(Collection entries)
****
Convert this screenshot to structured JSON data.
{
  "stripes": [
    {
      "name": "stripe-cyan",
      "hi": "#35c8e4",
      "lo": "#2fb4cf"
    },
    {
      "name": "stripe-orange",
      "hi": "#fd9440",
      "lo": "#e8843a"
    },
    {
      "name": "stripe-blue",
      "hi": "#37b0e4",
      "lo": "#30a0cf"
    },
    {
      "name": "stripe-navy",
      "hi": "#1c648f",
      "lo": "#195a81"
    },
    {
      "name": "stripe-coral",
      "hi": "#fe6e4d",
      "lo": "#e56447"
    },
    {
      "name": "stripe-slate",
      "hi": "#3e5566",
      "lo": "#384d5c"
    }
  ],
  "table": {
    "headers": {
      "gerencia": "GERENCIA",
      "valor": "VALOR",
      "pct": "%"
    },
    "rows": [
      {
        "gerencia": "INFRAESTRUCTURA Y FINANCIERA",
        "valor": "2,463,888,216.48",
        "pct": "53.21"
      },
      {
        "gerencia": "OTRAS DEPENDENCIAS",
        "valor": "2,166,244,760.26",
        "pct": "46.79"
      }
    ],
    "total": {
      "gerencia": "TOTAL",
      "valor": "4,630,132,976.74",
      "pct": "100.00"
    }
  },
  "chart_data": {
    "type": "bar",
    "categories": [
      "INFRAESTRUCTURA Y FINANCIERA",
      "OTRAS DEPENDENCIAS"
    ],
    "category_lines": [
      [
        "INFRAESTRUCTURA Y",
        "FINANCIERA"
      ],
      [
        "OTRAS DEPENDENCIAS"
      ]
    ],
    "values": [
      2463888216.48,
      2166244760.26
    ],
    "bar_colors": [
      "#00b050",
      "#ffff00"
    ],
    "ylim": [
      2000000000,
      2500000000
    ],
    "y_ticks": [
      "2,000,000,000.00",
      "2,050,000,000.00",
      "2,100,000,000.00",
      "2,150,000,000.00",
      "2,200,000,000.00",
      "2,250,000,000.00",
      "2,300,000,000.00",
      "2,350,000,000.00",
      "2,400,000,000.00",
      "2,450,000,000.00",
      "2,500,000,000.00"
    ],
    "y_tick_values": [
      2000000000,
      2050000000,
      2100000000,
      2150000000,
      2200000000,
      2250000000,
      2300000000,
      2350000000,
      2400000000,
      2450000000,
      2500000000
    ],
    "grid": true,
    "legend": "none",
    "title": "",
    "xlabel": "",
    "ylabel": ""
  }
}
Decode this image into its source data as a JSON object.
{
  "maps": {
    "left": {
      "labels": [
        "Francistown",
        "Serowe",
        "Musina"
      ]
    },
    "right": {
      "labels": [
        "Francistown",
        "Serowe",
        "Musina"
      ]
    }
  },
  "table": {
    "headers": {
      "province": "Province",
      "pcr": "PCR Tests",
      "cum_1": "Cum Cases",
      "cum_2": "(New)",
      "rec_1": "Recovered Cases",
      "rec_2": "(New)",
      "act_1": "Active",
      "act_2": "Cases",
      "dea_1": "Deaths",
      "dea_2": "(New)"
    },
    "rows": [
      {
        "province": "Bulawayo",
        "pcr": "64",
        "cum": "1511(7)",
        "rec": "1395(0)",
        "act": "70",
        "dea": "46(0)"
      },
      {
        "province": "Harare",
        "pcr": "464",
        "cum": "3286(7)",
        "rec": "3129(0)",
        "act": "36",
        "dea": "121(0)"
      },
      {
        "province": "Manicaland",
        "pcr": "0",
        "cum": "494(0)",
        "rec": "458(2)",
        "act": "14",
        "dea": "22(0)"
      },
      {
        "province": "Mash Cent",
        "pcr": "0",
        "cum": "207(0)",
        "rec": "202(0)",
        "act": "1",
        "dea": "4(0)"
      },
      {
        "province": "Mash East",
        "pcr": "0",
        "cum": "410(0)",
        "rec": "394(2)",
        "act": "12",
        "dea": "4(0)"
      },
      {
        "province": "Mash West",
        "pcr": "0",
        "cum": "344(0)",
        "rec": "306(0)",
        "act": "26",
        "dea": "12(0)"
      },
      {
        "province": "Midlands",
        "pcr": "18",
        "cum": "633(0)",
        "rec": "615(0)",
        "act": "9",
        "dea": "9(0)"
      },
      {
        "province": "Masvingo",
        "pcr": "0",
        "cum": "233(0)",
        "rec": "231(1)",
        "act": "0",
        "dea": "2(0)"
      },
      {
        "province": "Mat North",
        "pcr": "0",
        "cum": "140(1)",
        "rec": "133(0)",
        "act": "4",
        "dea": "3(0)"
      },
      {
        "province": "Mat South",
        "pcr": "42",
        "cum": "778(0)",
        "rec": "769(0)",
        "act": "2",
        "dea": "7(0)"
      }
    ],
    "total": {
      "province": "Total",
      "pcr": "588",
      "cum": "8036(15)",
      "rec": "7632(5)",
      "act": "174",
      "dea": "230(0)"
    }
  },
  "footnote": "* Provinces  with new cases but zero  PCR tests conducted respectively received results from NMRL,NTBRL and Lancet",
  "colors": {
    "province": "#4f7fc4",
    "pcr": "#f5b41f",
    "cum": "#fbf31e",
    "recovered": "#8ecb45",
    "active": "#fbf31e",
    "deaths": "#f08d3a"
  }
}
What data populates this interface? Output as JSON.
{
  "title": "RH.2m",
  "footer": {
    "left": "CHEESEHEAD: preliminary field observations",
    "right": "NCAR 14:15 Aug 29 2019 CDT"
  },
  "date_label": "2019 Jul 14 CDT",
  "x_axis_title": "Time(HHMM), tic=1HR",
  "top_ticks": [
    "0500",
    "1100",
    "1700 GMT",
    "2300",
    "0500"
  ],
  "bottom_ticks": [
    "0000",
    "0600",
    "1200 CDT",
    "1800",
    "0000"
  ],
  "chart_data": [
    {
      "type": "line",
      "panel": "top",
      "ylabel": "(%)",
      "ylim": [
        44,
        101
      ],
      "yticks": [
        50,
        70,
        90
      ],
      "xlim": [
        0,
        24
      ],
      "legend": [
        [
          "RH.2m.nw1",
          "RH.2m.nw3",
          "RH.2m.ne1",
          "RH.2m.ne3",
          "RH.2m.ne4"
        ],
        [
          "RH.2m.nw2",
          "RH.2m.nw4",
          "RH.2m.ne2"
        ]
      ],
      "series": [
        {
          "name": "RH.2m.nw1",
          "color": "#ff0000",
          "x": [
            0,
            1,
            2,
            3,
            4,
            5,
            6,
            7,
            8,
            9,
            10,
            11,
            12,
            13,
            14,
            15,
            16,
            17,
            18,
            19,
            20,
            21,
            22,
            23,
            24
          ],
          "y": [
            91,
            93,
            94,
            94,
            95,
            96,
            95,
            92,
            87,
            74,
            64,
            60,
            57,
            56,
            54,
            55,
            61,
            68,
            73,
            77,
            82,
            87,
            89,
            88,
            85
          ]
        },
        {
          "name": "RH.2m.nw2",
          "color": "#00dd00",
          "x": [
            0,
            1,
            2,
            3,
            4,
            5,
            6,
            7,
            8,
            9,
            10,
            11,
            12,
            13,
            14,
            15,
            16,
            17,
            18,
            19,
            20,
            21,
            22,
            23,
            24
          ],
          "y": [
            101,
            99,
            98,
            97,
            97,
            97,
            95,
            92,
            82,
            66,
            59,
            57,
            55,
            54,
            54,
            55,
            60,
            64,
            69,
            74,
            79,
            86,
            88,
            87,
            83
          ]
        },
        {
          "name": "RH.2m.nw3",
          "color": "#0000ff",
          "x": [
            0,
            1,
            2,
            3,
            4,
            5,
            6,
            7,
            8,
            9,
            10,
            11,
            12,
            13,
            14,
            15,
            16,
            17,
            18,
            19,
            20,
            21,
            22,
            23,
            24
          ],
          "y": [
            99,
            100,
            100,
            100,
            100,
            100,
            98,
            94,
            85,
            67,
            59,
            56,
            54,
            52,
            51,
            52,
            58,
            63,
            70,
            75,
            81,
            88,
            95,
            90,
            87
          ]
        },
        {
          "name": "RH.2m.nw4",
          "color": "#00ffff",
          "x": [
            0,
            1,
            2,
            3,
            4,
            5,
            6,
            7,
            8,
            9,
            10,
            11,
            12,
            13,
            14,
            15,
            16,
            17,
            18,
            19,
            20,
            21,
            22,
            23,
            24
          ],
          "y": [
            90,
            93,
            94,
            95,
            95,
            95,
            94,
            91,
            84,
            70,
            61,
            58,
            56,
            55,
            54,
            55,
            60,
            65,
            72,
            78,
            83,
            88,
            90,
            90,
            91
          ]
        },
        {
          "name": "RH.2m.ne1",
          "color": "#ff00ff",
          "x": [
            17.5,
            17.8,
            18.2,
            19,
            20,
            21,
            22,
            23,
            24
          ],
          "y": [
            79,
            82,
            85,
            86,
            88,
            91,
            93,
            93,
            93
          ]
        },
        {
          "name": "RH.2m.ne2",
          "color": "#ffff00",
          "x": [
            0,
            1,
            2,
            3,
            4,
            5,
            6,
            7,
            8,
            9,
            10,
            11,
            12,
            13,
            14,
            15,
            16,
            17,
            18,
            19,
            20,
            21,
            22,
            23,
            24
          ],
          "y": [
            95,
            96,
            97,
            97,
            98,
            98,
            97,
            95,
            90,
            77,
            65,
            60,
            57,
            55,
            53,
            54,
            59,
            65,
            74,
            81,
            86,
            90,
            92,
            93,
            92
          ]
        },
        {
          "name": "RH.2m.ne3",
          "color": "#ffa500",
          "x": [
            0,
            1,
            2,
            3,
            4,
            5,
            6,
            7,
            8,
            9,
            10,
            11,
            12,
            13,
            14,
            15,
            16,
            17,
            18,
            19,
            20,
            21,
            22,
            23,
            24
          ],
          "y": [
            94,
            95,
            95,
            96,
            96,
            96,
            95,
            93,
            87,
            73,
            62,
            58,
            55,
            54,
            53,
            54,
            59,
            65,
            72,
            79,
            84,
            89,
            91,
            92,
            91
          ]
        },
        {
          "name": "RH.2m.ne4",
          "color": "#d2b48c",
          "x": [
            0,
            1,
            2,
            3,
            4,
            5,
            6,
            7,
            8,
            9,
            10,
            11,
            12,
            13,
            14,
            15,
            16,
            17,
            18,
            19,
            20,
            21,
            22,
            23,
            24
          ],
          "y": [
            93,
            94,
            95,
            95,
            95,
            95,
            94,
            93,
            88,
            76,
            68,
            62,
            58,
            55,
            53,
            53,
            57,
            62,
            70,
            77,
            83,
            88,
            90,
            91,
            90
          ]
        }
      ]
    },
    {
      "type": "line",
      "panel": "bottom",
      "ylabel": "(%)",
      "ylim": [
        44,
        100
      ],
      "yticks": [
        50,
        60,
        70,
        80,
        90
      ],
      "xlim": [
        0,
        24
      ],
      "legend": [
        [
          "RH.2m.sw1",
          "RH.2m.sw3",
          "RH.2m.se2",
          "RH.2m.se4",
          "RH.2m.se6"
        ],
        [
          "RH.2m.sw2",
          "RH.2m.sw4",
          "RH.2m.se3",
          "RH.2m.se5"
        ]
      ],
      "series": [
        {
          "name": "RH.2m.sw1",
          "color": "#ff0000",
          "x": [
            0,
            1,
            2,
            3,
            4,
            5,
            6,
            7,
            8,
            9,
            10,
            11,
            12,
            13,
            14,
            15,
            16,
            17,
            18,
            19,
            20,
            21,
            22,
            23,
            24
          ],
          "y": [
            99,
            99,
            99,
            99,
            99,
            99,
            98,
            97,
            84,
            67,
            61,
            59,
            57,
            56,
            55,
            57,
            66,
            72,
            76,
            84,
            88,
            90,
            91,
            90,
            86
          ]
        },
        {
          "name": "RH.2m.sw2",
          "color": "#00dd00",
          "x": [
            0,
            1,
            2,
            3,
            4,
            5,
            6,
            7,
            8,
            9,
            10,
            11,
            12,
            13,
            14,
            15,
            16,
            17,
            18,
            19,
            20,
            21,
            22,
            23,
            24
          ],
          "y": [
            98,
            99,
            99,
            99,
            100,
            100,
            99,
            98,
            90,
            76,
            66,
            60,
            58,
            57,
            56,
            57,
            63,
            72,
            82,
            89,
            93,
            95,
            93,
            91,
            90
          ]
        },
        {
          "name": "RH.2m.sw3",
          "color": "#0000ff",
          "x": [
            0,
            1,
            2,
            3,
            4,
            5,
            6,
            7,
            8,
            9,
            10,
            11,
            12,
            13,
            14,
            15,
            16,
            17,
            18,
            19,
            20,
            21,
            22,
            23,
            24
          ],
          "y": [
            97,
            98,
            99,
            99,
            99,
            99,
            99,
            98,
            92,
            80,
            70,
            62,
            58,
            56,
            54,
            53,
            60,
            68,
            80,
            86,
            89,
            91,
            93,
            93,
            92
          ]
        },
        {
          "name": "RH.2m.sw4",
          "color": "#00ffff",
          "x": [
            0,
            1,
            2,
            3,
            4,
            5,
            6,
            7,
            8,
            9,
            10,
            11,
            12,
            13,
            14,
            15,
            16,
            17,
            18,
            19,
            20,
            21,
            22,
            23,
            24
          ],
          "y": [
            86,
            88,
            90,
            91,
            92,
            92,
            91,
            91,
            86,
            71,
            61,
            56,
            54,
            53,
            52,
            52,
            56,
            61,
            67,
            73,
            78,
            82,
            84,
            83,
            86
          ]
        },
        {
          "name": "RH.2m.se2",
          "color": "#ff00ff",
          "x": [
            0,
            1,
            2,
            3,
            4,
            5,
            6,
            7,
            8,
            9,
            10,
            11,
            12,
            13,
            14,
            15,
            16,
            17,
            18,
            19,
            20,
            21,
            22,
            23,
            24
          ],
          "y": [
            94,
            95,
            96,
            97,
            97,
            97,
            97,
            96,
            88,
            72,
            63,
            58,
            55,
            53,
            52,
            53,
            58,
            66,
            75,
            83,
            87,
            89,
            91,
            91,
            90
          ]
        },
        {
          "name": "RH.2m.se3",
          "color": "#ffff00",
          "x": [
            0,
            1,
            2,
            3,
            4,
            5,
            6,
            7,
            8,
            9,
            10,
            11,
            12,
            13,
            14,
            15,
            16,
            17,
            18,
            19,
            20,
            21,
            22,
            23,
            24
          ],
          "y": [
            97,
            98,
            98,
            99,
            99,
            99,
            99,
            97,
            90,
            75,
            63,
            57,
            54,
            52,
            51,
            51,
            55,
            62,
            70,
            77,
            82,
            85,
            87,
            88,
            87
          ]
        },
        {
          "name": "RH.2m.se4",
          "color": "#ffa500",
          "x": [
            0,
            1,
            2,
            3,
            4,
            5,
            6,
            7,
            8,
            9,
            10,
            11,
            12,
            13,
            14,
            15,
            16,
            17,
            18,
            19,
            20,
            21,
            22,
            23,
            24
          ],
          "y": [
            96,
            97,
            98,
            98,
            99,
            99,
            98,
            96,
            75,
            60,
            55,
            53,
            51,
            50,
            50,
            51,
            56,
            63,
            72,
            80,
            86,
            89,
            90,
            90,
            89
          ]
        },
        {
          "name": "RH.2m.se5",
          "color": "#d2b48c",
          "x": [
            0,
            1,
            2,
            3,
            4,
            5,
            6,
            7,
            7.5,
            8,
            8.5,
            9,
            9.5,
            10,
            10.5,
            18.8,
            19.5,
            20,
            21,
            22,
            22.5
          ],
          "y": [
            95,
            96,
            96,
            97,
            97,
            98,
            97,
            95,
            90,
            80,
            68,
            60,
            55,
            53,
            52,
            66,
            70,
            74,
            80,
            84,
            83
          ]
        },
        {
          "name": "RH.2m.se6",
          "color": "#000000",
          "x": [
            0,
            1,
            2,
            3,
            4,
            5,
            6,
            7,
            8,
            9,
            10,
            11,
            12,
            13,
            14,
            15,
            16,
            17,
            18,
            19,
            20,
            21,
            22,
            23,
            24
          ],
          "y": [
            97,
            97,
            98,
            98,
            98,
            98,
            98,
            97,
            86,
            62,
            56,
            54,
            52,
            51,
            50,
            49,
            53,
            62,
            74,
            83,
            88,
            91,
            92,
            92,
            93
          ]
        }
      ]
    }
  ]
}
****
> **OBJECTIVE**
Copy all lines from the material that contain "valor".

> **EXERCISE ANSWER**
      "valor": "VALOR",
        "valor": "2,463,888,216.48",
        "valor": "2,166,244,760.26",
      "valor": "4,630,132,976.74",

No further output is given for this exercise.